___ Data rows

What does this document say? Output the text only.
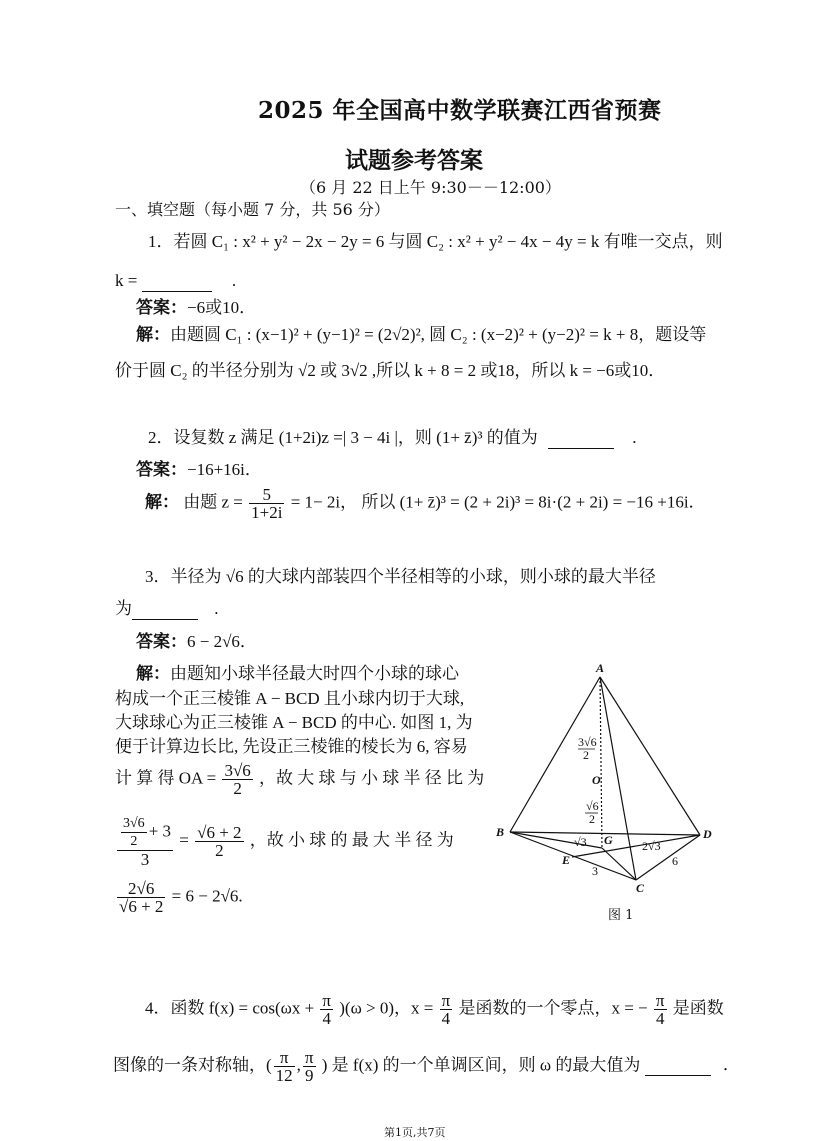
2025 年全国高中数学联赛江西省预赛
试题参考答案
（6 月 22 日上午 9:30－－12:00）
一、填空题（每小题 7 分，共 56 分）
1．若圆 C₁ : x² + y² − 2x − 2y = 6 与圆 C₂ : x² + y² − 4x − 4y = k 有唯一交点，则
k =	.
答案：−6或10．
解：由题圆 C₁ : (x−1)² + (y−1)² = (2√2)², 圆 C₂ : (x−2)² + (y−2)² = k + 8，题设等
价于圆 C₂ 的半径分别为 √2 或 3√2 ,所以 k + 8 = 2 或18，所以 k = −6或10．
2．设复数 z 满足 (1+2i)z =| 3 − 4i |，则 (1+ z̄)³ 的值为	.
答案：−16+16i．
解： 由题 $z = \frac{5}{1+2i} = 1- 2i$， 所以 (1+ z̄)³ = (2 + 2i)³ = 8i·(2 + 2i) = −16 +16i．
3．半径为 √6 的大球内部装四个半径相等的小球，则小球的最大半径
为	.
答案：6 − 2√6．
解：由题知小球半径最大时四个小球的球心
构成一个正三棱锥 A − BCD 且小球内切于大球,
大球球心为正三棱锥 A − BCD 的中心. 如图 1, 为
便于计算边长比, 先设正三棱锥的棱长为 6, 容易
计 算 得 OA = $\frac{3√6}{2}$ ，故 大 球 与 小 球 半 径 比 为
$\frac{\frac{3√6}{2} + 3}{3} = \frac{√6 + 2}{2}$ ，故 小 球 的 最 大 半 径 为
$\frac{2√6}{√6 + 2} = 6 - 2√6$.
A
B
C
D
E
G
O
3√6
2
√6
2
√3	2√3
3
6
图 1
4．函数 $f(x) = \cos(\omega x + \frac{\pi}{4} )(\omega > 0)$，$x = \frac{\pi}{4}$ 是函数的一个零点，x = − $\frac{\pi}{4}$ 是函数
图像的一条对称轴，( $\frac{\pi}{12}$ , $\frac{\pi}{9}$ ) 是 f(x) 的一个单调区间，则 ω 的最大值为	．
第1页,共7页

______
___ Data rows

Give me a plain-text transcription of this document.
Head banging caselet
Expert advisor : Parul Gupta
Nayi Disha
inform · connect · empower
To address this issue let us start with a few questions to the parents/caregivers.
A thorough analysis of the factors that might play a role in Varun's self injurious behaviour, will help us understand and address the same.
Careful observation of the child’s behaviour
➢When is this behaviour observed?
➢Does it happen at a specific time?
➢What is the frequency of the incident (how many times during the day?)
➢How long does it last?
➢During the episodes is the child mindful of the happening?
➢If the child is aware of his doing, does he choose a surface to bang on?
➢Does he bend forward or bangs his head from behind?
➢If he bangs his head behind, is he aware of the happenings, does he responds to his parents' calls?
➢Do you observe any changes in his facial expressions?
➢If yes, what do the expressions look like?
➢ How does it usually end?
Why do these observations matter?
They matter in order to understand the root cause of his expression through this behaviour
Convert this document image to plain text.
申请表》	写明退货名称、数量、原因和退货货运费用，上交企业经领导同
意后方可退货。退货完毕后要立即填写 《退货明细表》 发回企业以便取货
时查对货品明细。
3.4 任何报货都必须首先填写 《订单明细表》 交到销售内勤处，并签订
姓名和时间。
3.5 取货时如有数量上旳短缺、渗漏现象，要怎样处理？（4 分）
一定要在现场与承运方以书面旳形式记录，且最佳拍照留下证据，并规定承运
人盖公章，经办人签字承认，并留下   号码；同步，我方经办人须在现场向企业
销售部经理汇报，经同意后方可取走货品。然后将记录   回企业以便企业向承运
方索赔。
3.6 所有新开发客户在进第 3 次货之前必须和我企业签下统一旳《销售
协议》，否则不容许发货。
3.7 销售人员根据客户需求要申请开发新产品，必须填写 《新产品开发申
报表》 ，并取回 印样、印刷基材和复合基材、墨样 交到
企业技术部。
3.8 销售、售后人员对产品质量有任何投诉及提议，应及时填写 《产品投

______
___ Data rows

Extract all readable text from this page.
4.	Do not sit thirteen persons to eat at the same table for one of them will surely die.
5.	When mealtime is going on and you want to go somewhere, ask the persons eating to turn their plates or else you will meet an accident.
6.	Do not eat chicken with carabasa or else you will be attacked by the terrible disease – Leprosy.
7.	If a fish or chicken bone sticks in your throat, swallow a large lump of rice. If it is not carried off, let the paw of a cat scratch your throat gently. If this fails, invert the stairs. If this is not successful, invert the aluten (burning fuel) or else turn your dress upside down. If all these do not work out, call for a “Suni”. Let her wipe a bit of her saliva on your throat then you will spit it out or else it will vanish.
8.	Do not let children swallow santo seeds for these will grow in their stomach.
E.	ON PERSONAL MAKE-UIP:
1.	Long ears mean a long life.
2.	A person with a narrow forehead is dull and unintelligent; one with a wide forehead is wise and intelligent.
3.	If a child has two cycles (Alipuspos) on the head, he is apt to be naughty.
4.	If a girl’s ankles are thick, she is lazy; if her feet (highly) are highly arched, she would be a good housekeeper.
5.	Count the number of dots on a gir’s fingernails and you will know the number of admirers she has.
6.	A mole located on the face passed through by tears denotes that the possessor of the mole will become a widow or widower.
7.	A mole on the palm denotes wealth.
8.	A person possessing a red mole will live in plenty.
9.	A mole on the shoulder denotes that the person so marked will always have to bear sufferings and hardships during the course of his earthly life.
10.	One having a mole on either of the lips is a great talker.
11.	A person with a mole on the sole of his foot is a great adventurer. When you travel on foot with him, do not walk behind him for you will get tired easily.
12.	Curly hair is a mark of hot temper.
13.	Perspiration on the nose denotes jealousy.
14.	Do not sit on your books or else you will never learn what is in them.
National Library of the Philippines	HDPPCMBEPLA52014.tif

______

▶ **Directions**
From the records above, work out how many lines contain the string "understand". Give only the number.

▶ **Correct answer**
2